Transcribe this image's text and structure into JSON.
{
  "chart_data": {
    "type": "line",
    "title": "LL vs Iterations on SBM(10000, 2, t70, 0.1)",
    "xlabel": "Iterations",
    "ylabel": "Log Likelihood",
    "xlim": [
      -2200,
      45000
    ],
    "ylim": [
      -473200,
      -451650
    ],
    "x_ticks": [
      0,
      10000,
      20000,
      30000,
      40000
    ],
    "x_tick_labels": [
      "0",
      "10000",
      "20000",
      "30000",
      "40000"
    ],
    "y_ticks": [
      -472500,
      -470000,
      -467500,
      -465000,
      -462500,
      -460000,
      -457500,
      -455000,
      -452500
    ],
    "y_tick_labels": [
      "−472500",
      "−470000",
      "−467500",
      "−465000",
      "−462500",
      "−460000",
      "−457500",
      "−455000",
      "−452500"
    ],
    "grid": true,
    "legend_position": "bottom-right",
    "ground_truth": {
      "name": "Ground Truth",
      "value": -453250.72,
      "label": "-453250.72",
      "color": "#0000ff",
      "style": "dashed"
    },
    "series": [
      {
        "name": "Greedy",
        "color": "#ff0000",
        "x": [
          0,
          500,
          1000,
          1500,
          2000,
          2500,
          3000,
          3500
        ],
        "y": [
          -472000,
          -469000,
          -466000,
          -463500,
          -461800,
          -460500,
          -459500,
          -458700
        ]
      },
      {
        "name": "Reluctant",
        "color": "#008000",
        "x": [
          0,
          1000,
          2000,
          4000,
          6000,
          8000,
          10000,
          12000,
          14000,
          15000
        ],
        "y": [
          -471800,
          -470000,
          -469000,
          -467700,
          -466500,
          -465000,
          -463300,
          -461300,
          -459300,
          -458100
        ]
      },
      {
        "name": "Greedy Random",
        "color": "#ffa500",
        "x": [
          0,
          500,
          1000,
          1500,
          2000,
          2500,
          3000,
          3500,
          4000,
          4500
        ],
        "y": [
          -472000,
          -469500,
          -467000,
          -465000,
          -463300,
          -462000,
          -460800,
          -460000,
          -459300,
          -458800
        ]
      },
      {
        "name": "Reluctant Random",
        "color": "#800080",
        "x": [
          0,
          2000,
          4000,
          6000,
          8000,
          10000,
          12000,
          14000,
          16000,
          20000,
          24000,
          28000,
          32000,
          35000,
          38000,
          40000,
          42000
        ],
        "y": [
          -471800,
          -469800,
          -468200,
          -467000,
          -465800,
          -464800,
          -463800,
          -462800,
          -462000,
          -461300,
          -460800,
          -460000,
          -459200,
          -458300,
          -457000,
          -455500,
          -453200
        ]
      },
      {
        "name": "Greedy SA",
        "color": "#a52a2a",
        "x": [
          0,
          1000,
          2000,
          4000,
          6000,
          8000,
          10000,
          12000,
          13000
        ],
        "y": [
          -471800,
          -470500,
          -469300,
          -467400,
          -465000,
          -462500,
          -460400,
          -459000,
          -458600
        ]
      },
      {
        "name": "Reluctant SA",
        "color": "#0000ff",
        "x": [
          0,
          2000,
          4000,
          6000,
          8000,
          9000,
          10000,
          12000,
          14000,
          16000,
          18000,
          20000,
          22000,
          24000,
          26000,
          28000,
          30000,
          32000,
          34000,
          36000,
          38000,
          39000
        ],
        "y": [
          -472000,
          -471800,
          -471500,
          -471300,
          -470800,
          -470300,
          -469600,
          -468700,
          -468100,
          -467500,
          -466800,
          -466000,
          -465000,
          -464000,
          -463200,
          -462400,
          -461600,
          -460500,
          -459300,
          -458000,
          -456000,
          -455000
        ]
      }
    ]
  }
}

=====

◆ Required task ◆
Looking at the records above, report how many lines contain the word "Random". Answer with the number only.

◆ Output of the exercise ◆
2